--- BEGIN The input ---
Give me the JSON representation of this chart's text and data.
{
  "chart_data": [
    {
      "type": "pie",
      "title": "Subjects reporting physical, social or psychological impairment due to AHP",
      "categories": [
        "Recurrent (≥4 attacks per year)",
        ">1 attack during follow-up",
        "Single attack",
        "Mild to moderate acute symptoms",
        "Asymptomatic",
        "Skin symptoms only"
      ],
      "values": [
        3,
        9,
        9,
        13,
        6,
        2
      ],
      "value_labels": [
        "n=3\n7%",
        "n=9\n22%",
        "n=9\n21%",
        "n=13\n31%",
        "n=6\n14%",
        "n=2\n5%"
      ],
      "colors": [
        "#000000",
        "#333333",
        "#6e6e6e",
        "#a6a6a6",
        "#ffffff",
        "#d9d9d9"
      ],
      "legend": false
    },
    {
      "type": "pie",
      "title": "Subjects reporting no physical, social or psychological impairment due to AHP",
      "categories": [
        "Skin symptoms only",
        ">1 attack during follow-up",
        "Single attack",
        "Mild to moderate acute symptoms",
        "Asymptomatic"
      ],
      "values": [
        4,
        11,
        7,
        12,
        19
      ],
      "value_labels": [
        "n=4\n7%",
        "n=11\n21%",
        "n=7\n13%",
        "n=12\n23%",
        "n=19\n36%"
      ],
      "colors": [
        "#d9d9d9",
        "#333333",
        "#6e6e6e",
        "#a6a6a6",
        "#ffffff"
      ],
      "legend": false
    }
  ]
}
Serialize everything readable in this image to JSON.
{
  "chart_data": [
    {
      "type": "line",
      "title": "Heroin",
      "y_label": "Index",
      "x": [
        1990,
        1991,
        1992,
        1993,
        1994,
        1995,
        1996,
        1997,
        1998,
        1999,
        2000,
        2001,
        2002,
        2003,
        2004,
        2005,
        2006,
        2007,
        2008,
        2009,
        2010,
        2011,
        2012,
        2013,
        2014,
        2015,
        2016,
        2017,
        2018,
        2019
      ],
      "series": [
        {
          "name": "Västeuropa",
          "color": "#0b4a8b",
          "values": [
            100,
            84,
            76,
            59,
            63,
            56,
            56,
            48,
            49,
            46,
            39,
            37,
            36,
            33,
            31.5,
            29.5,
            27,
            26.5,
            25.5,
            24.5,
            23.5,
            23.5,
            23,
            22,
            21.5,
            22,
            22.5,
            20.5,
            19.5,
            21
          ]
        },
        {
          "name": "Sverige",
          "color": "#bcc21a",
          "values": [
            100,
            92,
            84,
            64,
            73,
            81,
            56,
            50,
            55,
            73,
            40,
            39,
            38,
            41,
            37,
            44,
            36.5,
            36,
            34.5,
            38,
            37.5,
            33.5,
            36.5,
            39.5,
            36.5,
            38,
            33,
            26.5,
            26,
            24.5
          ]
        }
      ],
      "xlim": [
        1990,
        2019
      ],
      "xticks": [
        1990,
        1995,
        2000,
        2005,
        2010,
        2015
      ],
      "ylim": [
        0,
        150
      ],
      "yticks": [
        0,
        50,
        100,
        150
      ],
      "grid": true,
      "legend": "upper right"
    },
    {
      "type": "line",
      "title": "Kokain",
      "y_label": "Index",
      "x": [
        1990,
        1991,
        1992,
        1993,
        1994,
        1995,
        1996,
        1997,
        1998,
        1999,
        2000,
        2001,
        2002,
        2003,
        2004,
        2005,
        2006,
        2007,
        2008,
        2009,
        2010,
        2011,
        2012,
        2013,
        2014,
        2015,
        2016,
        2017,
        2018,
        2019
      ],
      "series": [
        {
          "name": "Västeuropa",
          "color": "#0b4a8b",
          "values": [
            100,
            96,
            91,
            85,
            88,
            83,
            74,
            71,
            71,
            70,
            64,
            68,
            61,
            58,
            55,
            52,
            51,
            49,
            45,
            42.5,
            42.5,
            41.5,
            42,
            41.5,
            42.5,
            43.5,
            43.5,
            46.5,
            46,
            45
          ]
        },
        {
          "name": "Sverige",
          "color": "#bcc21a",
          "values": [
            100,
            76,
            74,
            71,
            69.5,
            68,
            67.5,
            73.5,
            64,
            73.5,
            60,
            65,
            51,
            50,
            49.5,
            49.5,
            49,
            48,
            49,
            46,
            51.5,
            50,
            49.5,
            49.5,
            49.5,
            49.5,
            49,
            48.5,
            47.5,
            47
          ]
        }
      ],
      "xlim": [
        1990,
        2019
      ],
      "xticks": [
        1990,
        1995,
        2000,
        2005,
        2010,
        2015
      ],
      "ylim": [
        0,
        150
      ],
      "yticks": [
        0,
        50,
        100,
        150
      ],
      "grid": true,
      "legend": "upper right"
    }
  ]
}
--- END The input ---
» **Exercise details**:
Print the entries exactly. Include every one.

» **Response below**:
Give me the JSON representation of this chart's text and data.
{
  "chart_data": [
    {
      "type": "pie",
      "title": "Subjects reporting physical, social or psychological impairment due to AHP",
      "categories": [
        "Recurrent (≥4 attacks per year)",
        ">1 attack during follow-up",
        "Single attack",
        "Mild to moderate acute symptoms",
        "Asymptomatic",
        "Skin symptoms only"
      ],
      "values": [
        3,
        9,
        9,
        13,
        6,
        2
      ],
      "value_labels": [
        "n=3\n7%",
        "n=9\n22%",
        "n=9\n21%",
        "n=13\n31%",
        "n=6\n14%",
        "n=2\n5%"
      ],
      "colors": [
        "#000000",
        "#333333",
        "#6e6e6e",
        "#a6a6a6",
        "#ffffff",
        "#d9d9d9"
      ],
      "legend": false
    },
    {
      "type": "pie",
      "title": "Subjects reporting no physical, social or psychological impairment due to AHP",
      "categories": [
        "Skin symptoms only",
        ">1 attack during follow-up",
        "Single attack",
        "Mild to moderate acute symptoms",
        "Asymptomatic"
      ],
      "values": [
        4,
        11,
        7,
        12,
        19
      ],
      "value_labels": [
        "n=4\n7%",
        "n=11\n21%",
        "n=7\n13%",
        "n=12\n23%",
        "n=19\n36%"
      ],
      "colors": [
        "#d9d9d9",
        "#333333",
        "#6e6e6e",
        "#a6a6a6",
        "#ffffff"
      ],
      "legend": false
    }
  ]
}
Serialize everything readable in this image to JSON.
{
  "chart_data": [
    {
      "type": "line",
      "title": "Heroin",
      "y_label": "Index",
      "x": [
        1990,
        1991,
        1992,
        1993,
        1994,
        1995,
        1996,
        1997,
        1998,
        1999,
        2000,
        2001,
        2002,
        2003,
        2004,
        2005,
        2006,
        2007,
        2008,
        2009,
        2010,
        2011,
        2012,
        2013,
        2014,
        2015,
        2016,
        2017,
        2018,
        2019
      ],
      "series": [
        {
          "name": "Västeuropa",
          "color": "#0b4a8b",
          "values": [
            100,
            84,
            76,
            59,
            63,
            56,
            56,
            48,
            49,
            46,
            39,
            37,
            36,
            33,
            31.5,
            29.5,
            27,
            26.5,
            25.5,
            24.5,
            23.5,
            23.5,
            23,
            22,
            21.5,
            22,
            22.5,
            20.5,
            19.5,
            21
          ]
        },
        {
          "name": "Sverige",
          "color": "#bcc21a",
          "values": [
            100,
            92,
            84,
            64,
            73,
            81,
            56,
            50,
            55,
            73,
            40,
            39,
            38,
            41,
            37,
            44,
            36.5,
            36,
            34.5,
            38,
            37.5,
            33.5,
            36.5,
            39.5,
            36.5,
            38,
            33,
            26.5,
            26,
            24.5
          ]
        }
      ],
      "xlim": [
        1990,
        2019
      ],
      "xticks": [
        1990,
        1995,
        2000,
        2005,
        2010,
        2015
      ],
      "ylim": [
        0,
        150
      ],
      "yticks": [
        0,
        50,
        100,
        150
      ],
      "grid": true,
      "legend": "upper right"
    },
    {
      "type": "line",
      "title": "Kokain",
      "y_label": "Index",
      "x": [
        1990,
        1991,
        1992,
        1993,
        1994,
        1995,
        1996,
        1997,
        1998,
        1999,
        2000,
        2001,
        2002,
        2003,
        2004,
        2005,
        2006,
        2007,
        2008,
        2009,
        2010,
        2011,
        2012,
        2013,
        2014,
        2015,
        2016,
        2017,
        2018,
        2019
      ],
      "series": [
        {
          "name": "Västeuropa",
          "color": "#0b4a8b",
          "values": [
            100,
            96,
            91,
            85,
            88,
            83,
            74,
            71,
            71,
            70,
            64,
            68,
            61,
            58,
            55,
            52,
            51,
            49,
            45,
            42.5,
            42.5,
            41.5,
            42,
            41.5,
            42.5,
            43.5,
            43.5,
            46.5,
            46,
            45
          ]
        },
        {
          "name": "Sverige",
          "color": "#bcc21a",
          "values": [
            100,
            76,
            74,
            71,
            69.5,
            68,
            67.5,
            73.5,
            64,
            73.5,
            60,
            65,
            51,
            50,
            49.5,
            49.5,
            49,
            48,
            49,
            46,
            51.5,
            50,
            49.5,
            49.5,
            49.5,
            49.5,
            49,
            48.5,
            47.5,
            47
          ]
        }
      ],
      "xlim": [
        1990,
        2019
      ],
      "xticks": [
        1990,
        1995,
        2000,
        2005,
        2010,
        2015
      ],
      "ylim": [
        0,
        150
      ],
      "yticks": [
        0,
        50,
        100,
        150
      ],
      "grid": true,
      "legend": "upper right"
    }
  ]
}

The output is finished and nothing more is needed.